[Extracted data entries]
* * *

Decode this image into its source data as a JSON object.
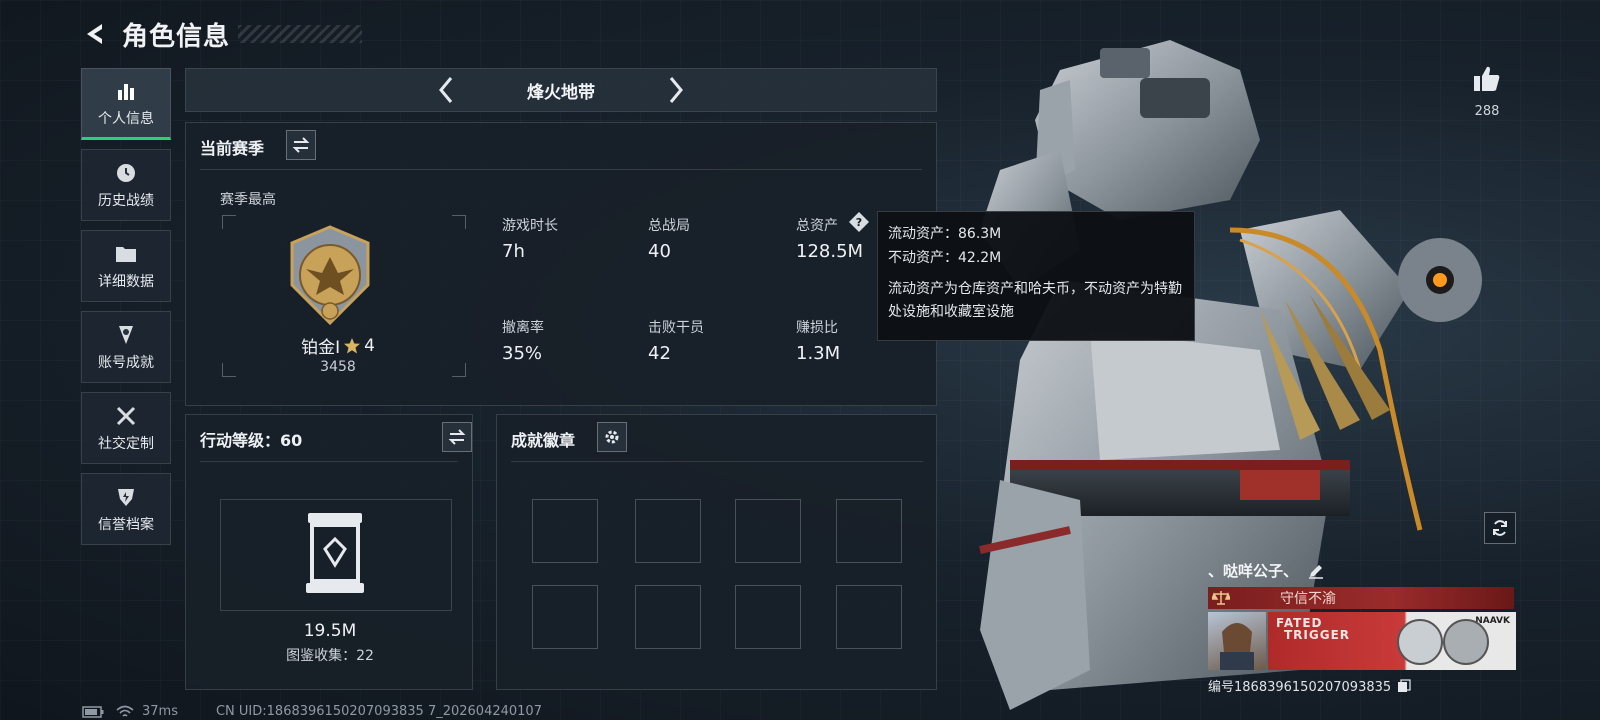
{
  "header": {
    "title": "角色信息"
  },
  "sidebar": {
    "items": [
      {
        "label": "个人信息",
        "icon": "bar-chart-icon"
      },
      {
        "label": "历史战绩",
        "icon": "clock-icon"
      },
      {
        "label": "详细数据",
        "icon": "folder-icon"
      },
      {
        "label": "账号成就",
        "icon": "trophy-icon"
      },
      {
        "label": "社交定制",
        "icon": "tools-icon"
      },
      {
        "label": "信誉档案",
        "icon": "shield-icon"
      }
    ],
    "active_index": 0
  },
  "mode": {
    "name": "烽火地带"
  },
  "season": {
    "title": "当前赛季",
    "best_label": "赛季最高",
    "rank_name": "铂金I",
    "rank_stars": "4",
    "rank_score": "3458"
  },
  "stats": [
    {
      "label": "游戏时长",
      "value": "7h"
    },
    {
      "label": "总战局",
      "value": "40"
    },
    {
      "label": "总资产",
      "value": "128.5M"
    },
    {
      "label": "撤离率",
      "value": "35%"
    },
    {
      "label": "击败干员",
      "value": "42"
    },
    {
      "label": "赚损比",
      "value": "1.3M"
    }
  ],
  "tooltip": {
    "liquid": "流动资产：86.3M",
    "fixed": "不动资产：42.2M",
    "desc": "流动资产为仓库资产和哈夫币，不动资产为特勤处设施和收藏室设施"
  },
  "action_level": {
    "title": "行动等级：60",
    "value": "19.5M",
    "collection": "图鉴收集：22"
  },
  "achievements": {
    "title": "成就徽章"
  },
  "likes": {
    "count": "288"
  },
  "player": {
    "name": "、哒咩公子、",
    "honor": "守信不渝",
    "banner_text_1": "FATED",
    "banner_text_2": "TRIGGER",
    "banner_brand": "NAAVK",
    "uid": "编号1868396150207093835"
  },
  "footer": {
    "ping": "37ms",
    "uid": "CN UID:1868396150207093835 7_202604240107"
  },
  "colors": {
    "accent_green": "#2ad17a",
    "honor_red": "#9a2b2b",
    "rank_gold": "#c9a25a"
  }
}
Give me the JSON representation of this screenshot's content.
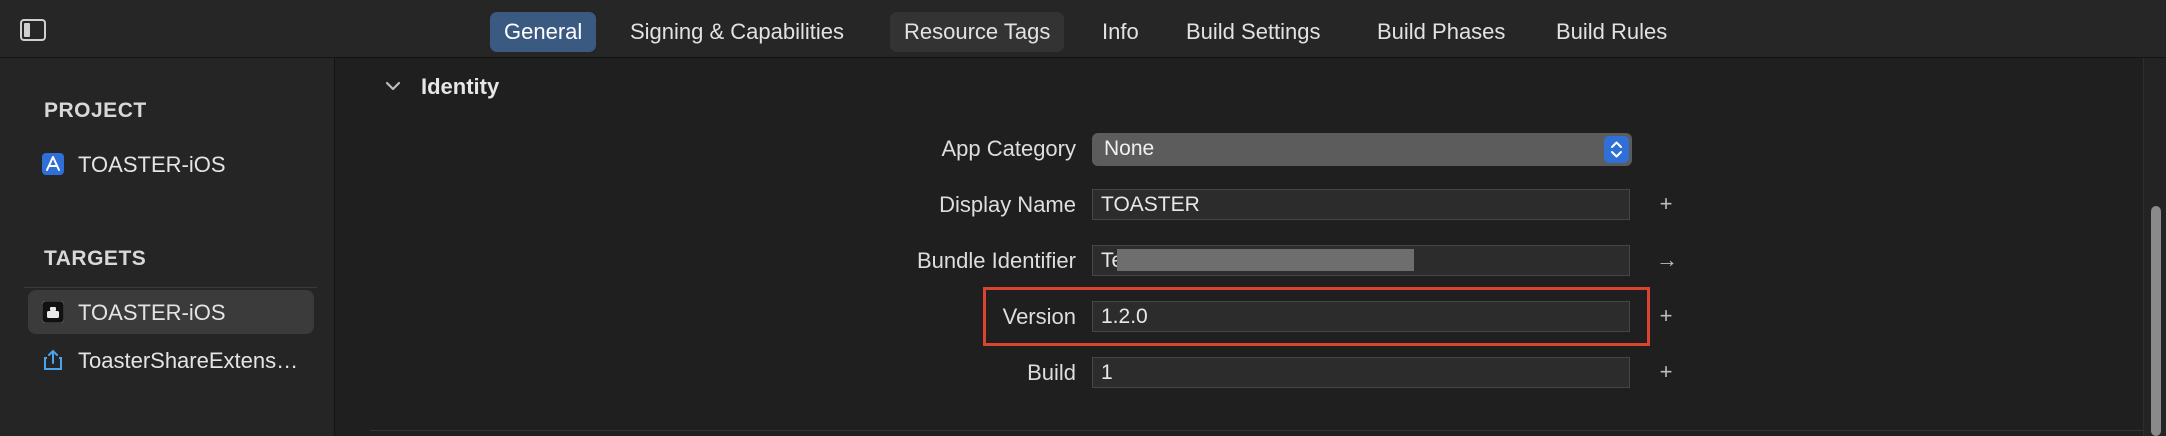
{
  "toolbar": {
    "tabs": [
      {
        "label": "General"
      },
      {
        "label": "Signing & Capabilities"
      },
      {
        "label": "Resource Tags"
      },
      {
        "label": "Info"
      },
      {
        "label": "Build Settings"
      },
      {
        "label": "Build Phases"
      },
      {
        "label": "Build Rules"
      }
    ],
    "selected_tab": "General",
    "icons": {
      "sidebar_toggle": "sidebar-toggle-icon"
    }
  },
  "sidebar": {
    "project_header": "PROJECT",
    "project_items": [
      {
        "label": "TOASTER-iOS",
        "icon": "project-app-icon"
      }
    ],
    "targets_header": "TARGETS",
    "target_items": [
      {
        "label": "TOASTER-iOS",
        "icon": "app-target-icon",
        "selected": true
      },
      {
        "label": "ToasterShareExtens…",
        "icon": "share-extension-icon",
        "selected": false
      }
    ]
  },
  "identity": {
    "section_title": "Identity",
    "app_category": {
      "label": "App Category",
      "value": "None"
    },
    "display_name": {
      "label": "Display Name",
      "value": "TOASTER"
    },
    "bundle_identifier": {
      "label": "Bundle Identifier",
      "value": "Te"
    },
    "version": {
      "label": "Version",
      "value": "1.2.0"
    },
    "build": {
      "label": "Build",
      "value": "1"
    },
    "side_buttons": {
      "add": "+",
      "arrow": "→"
    }
  },
  "colors": {
    "accent": "#3a5a82",
    "select_button": "#2f6fd8",
    "highlight_border": "#d9432f",
    "background": "#1f1f1f"
  }
}
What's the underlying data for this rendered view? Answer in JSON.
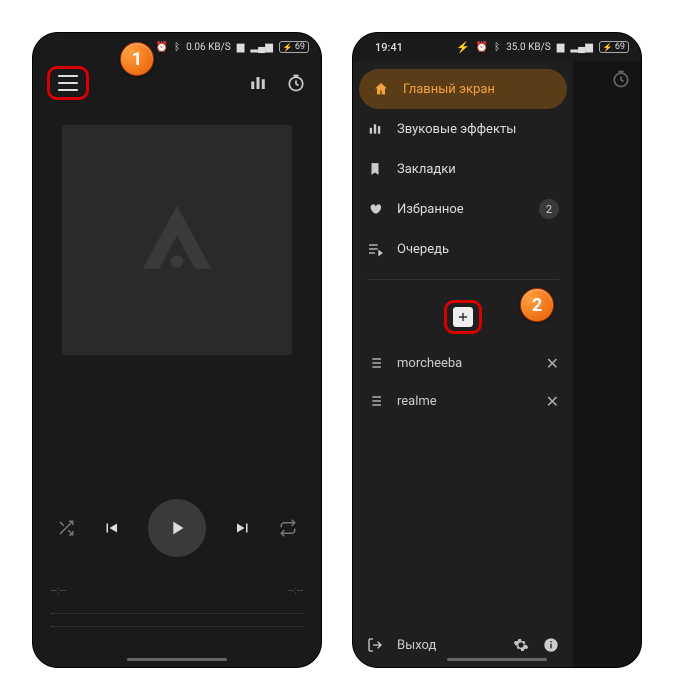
{
  "statusbar": {
    "time": "19:41",
    "net_speed": "0.06",
    "net_unit": "KB/S",
    "net_speed2": "35.0",
    "battery": "69"
  },
  "player": {
    "time_elapsed": "--:--",
    "time_total": "--:--"
  },
  "drawer": {
    "home": "Главный экран",
    "effects": "Звуковые эффекты",
    "bookmarks": "Закладки",
    "favorites": "Избранное",
    "fav_count": "2",
    "queue": "Очередь",
    "exit": "Выход"
  },
  "playlists": [
    {
      "name": "morcheeba"
    },
    {
      "name": "realme"
    }
  ],
  "callouts": {
    "one": "1",
    "two": "2"
  }
}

* * *

# Written exercise
Repeat each record exactly, with the pictures left out.

# Response
Decode this image into its source data as a JSON object.
{
  "header": {
    "title": "角色信息"
  },
  "sidebar": {
    "items": [
      {
        "label": "个人信息",
        "icon": "bar-chart-icon"
      },
      {
        "label": "历史战绩",
        "icon": "clock-icon"
      },
      {
        "label": "详细数据",
        "icon": "folder-icon"
      },
      {
        "label": "账号成就",
        "icon": "trophy-icon"
      },
      {
        "label": "社交定制",
        "icon": "tools-icon"
      },
      {
        "label": "信誉档案",
        "icon": "shield-icon"
      }
    ],
    "active_index": 0
  },
  "mode": {
    "name": "烽火地带"
  },
  "season": {
    "title": "当前赛季",
    "best_label": "赛季最高",
    "rank_name": "铂金I",
    "rank_stars": "4",
    "rank_score": "3458"
  },
  "stats": [
    {
      "label": "游戏时长",
      "value": "7h"
    },
    {
      "label": "总战局",
      "value": "40"
    },
    {
      "label": "总资产",
      "value": "128.5M"
    },
    {
      "label": "撤离率",
      "value": "35%"
    },
    {
      "label": "击败干员",
      "value": "42"
    },
    {
      "label": "赚损比",
      "value": "1.3M"
    }
  ],
  "tooltip": {
    "liquid": "流动资产：86.3M",
    "fixed": "不动资产：42.2M",
    "desc": "流动资产为仓库资产和哈夫币，不动资产为特勤处设施和收藏室设施"
  },
  "action_level": {
    "title": "行动等级：60",
    "value": "19.5M",
    "collection": "图鉴收集：22"
  },
  "achievements": {
    "title": "成就徽章"
  },
  "likes": {
    "count": "288"
  },
  "player": {
    "name": "、哒咩公子、",
    "honor": "守信不渝",
    "banner_text_1": "FATED",
    "banner_text_2": "TRIGGER",
    "banner_brand": "NAAVK",
    "uid": "编号1868396150207093835"
  },
  "footer": {
    "ping": "37ms",
    "uid": "CN UID:1868396150207093835 7_202604240107"
  },
  "colors": {
    "accent_green": "#2ad17a",
    "honor_red": "#9a2b2b",
    "rank_gold": "#c9a25a"
  }
}
Give me the JSON representation of this screenshot's content.
{
  "toolbar": {
    "tabs": [
      {
        "label": "General"
      },
      {
        "label": "Signing & Capabilities"
      },
      {
        "label": "Resource Tags"
      },
      {
        "label": "Info"
      },
      {
        "label": "Build Settings"
      },
      {
        "label": "Build Phases"
      },
      {
        "label": "Build Rules"
      }
    ],
    "selected_tab": "General",
    "icons": {
      "sidebar_toggle": "sidebar-toggle-icon"
    }
  },
  "sidebar": {
    "project_header": "PROJECT",
    "project_items": [
      {
        "label": "TOASTER-iOS",
        "icon": "project-app-icon"
      }
    ],
    "targets_header": "TARGETS",
    "target_items": [
      {
        "label": "TOASTER-iOS",
        "icon": "app-target-icon",
        "selected": true
      },
      {
        "label": "ToasterShareExtens…",
        "icon": "share-extension-icon",
        "selected": false
      }
    ]
  },
  "identity": {
    "section_title": "Identity",
    "app_category": {
      "label": "App Category",
      "value": "None"
    },
    "display_name": {
      "label": "Display Name",
      "value": "TOASTER"
    },
    "bundle_identifier": {
      "label": "Bundle Identifier",
      "value": "Te"
    },
    "version": {
      "label": "Version",
      "value": "1.2.0"
    },
    "build": {
      "label": "Build",
      "value": "1"
    },
    "side_buttons": {
      "add": "+",
      "arrow": "→"
    }
  },
  "colors": {
    "accent": "#3a5a82",
    "select_button": "#2f6fd8",
    "highlight_border": "#d9432f",
    "background": "#1f1f1f"
  }
}
What's the underlying data for this rendered view? Answer in JSON.
{
  "statusbar": {
    "time": "19:41",
    "net_speed": "0.06",
    "net_unit": "KB/S",
    "net_speed2": "35.0",
    "battery": "69"
  },
  "player": {
    "time_elapsed": "--:--",
    "time_total": "--:--"
  },
  "drawer": {
    "home": "Главный экран",
    "effects": "Звуковые эффекты",
    "bookmarks": "Закладки",
    "favorites": "Избранное",
    "fav_count": "2",
    "queue": "Очередь",
    "exit": "Выход"
  },
  "playlists": [
    {
      "name": "morcheeba"
    },
    {
      "name": "realme"
    }
  ],
  "callouts": {
    "one": "1",
    "two": "2"
  }
}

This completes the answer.